-- START OF SUPPLIED RECORDS --
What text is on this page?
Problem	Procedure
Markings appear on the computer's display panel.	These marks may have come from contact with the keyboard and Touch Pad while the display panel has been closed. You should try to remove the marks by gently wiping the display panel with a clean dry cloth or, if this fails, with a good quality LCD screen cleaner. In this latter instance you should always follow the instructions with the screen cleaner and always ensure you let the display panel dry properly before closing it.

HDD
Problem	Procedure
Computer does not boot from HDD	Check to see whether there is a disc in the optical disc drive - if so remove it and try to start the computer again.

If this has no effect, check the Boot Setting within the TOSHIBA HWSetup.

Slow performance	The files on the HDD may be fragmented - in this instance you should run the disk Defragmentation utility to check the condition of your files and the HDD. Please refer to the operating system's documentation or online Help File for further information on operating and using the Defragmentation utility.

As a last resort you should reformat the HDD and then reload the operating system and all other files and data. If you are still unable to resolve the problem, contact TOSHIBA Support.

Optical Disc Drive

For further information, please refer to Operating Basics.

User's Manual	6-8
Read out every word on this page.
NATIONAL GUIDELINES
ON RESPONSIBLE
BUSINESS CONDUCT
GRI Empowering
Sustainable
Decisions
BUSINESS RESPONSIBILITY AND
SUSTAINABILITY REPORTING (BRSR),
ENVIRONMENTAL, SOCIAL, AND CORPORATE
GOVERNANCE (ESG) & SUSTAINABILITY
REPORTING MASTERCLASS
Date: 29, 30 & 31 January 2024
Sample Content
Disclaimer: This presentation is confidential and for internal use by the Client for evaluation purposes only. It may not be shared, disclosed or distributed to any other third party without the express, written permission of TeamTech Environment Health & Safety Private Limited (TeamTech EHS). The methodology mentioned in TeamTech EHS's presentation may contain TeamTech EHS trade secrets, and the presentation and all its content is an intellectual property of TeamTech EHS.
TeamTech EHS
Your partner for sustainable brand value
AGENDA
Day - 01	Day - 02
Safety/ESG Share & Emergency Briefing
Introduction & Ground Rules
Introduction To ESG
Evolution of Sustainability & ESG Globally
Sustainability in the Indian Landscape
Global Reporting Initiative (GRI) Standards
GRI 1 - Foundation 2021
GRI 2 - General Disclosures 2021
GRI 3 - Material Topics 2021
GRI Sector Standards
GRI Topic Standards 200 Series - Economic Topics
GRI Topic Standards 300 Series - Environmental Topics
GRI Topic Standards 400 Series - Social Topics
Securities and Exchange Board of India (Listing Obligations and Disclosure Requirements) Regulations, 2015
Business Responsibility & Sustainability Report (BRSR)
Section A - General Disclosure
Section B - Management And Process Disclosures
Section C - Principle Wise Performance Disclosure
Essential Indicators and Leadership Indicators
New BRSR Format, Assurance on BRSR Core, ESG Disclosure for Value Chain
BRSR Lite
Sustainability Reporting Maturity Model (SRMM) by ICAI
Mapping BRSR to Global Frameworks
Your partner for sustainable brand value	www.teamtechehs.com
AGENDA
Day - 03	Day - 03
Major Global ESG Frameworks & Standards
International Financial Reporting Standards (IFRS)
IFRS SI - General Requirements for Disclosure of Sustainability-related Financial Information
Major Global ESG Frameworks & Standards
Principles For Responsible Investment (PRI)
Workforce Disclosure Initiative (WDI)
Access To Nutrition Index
-- END OF SUPPLIED RECORDS --
_WHAT YOU ARE ASKED TO DO_.
From the material given, work out how many lines hold the string "partner"; state that number and nothing further.

_EXPECTED ANSWER_.
2